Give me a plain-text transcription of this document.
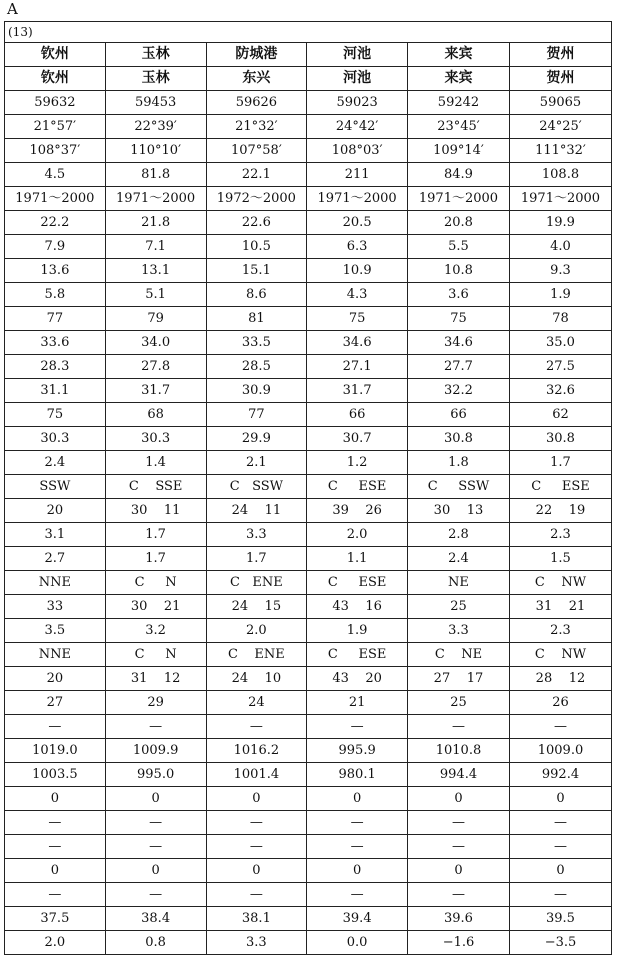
A
(13)					
钦州	玉林	防城港	河池	来宾	贺州
钦州	玉林	东兴	河池	来宾	贺州
59632	59453	59626	59023	59242	59065
21°57′	22°39′	21°32′	24°42′	23°45′	24°25′
108°37′	110°10′	107°58′	108°03′	109°14′	111°32′
4.5	81.8	22.1	211	84.9	108.8
1971～2000	1971～2000	1972～2000	1971～2000	1971～2000	1971～2000
22.2	21.8	22.6	20.5	20.8	19.9
7.9	7.1	10.5	6.3	5.5	4.0
13.6	13.1	15.1	10.9	10.8	9.3
5.8	5.1	8.6	4.3	3.6	1.9
77	79	81	75	75	78
33.6	34.0	33.5	34.6	34.6	35.0
28.3	27.8	28.5	27.1	27.7	27.5
31.1	31.7	30.9	31.7	32.2	32.6
75	68	77	66	66	62
30.3	30.3	29.9	30.7	30.8	30.8
2.4	1.4	2.1	1.2	1.8	1.7
SSW	C    SSE	C   SSW	C     ESE	C     SSW	C     ESE
20	30    11	24    11	39    26	30    13	22    19
3.1	1.7	3.3	2.0	2.8	2.3
2.7	1.7	1.7	1.1	2.4	1.5
NNE	C     N	C   ENE	C     ESE	NE	C    NW
33	30    21	24    15	43    16	25	31    21
3.5	3.2	2.0	1.9	3.3	2.3
NNE	C     N	C    ENE	C     ESE	C    NE	C    NW
20	31    12	24    10	43    20	27    17	28    12
27	29	24	21	25	26
—	—	—	—	—	—
1019.0	1009.9	1016.2	995.9	1010.8	1009.0
1003.5	995.0	1001.4	980.1	994.4	992.4
0	0	0	0	0	0
—	—	—	—	—	—
—	—	—	—	—	—
0	0	0	0	0	0
—	—	—	—	—	—
37.5	38.4	38.1	39.4	39.6	39.5
2.0	0.8	3.3	0.0	−1.6	−3.5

WRITTEN PROBLEM:
Copy all the data exactly as written, but skip any picture.

WRITTEN ANSWER:
Give me a plain-text transcription of this document.
A
(13)					
钦州	玉林	防城港	河池	来宾	贺州
钦州	玉林	东兴	河池	来宾	贺州
59632	59453	59626	59023	59242	59065
21°57′	22°39′	21°32′	24°42′	23°45′	24°25′
108°37′	110°10′	107°58′	108°03′	109°14′	111°32′
4.5	81.8	22.1	211	84.9	108.8
1971～2000	1971～2000	1972～2000	1971～2000	1971～2000	1971～2000
22.2	21.8	22.6	20.5	20.8	19.9
7.9	7.1	10.5	6.3	5.5	4.0
13.6	13.1	15.1	10.9	10.8	9.3
5.8	5.1	8.6	4.3	3.6	1.9
77	79	81	75	75	78
33.6	34.0	33.5	34.6	34.6	35.0
28.3	27.8	28.5	27.1	27.7	27.5
31.1	31.7	30.9	31.7	32.2	32.6
75	68	77	66	66	62
30.3	30.3	29.9	30.7	30.8	30.8
2.4	1.4	2.1	1.2	1.8	1.7
SSW	C    SSE	C   SSW	C     ESE	C     SSW	C     ESE
20	30    11	24    11	39    26	30    13	22    19
3.1	1.7	3.3	2.0	2.8	2.3
2.7	1.7	1.7	1.1	2.4	1.5
NNE	C     N	C   ENE	C     ESE	NE	C    NW
33	30    21	24    15	43    16	25	31    21
3.5	3.2	2.0	1.9	3.3	2.3
NNE	C     N	C    ENE	C     ESE	C    NE	C    NW
20	31    12	24    10	43    20	27    17	28    12
27	29	24	21	25	26
—	—	—	—	—	—
1019.0	1009.9	1016.2	995.9	1010.8	1009.0
1003.5	995.0	1001.4	980.1	994.4	992.4
0	0	0	0	0	0
—	—	—	—	—	—
—	—	—	—	—	—
0	0	0	0	0	0
—	—	—	—	—	—
37.5	38.4	38.1	39.4	39.6	39.5
2.0	0.8	3.3	0.0	−1.6	−3.5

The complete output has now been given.